Data items:
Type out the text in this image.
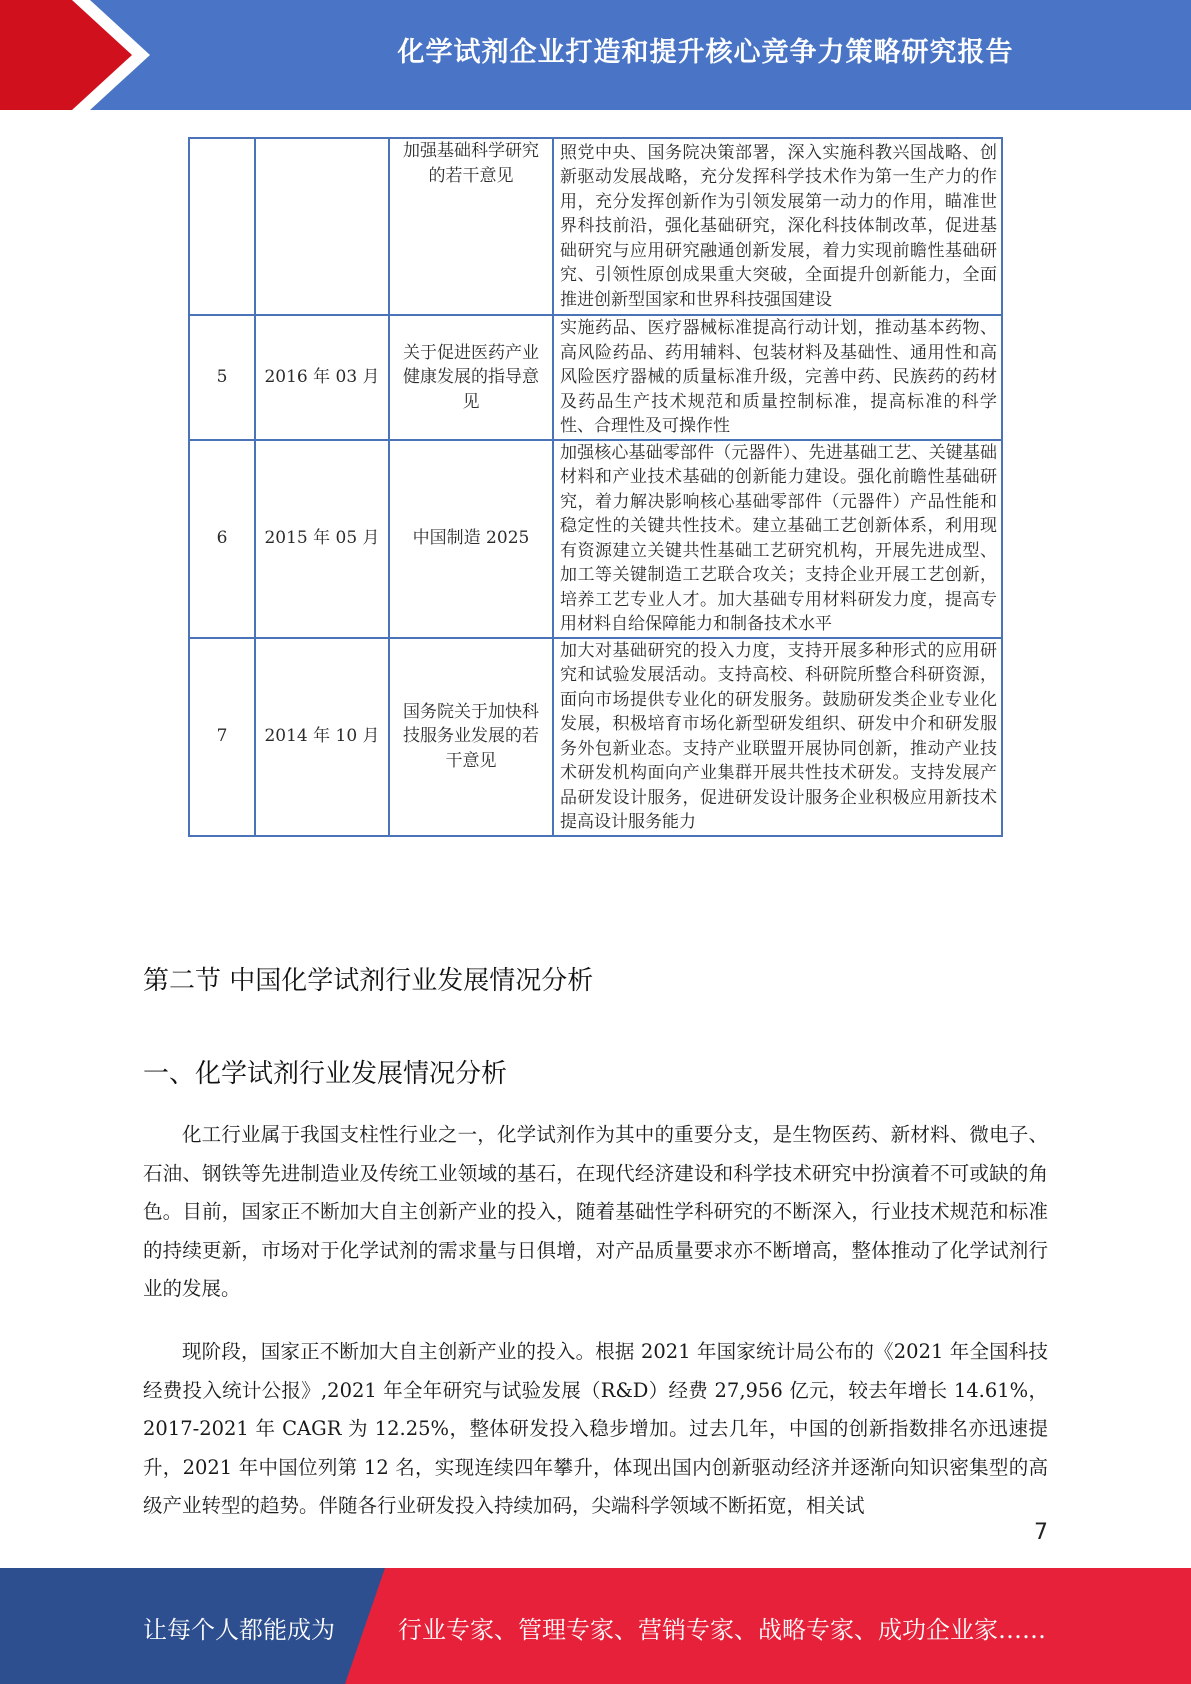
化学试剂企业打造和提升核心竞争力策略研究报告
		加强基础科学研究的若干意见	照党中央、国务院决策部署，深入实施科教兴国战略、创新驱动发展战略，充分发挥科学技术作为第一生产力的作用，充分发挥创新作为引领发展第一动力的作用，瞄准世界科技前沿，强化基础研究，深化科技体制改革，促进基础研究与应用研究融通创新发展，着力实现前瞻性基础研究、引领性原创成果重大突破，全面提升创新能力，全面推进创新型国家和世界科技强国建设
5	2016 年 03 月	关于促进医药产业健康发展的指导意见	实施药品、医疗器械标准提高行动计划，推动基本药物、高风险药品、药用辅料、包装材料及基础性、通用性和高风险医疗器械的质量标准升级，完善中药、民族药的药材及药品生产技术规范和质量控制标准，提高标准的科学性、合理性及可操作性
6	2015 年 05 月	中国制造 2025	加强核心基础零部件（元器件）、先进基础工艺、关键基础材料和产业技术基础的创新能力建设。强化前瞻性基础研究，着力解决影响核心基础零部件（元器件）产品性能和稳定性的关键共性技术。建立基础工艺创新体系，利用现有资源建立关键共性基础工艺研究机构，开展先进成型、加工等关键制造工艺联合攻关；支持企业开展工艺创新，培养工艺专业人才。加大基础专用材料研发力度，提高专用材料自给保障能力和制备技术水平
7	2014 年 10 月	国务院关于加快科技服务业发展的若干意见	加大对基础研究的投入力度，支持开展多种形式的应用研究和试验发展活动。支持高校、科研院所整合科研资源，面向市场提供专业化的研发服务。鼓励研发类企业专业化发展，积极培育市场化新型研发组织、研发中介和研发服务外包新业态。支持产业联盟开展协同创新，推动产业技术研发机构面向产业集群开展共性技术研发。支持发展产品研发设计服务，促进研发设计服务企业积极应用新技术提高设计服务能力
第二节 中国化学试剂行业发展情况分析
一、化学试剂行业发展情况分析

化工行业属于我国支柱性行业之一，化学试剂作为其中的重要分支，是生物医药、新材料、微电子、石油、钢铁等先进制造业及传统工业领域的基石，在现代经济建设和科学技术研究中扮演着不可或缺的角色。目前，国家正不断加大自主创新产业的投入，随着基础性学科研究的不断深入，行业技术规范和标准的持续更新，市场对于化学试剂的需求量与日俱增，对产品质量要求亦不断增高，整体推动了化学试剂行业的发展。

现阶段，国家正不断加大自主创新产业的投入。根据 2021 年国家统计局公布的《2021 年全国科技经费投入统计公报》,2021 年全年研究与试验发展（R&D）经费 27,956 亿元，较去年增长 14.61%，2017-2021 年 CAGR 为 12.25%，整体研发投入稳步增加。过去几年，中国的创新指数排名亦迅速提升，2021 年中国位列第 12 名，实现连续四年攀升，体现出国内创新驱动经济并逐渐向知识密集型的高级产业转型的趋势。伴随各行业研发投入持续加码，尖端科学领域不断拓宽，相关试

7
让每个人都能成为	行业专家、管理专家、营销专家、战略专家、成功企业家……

* **Stated goal**
Identify how many lines in the entries above include the string "国家正不断加大自主创新产业的投入", then state that number alone.

* **Written reply**
2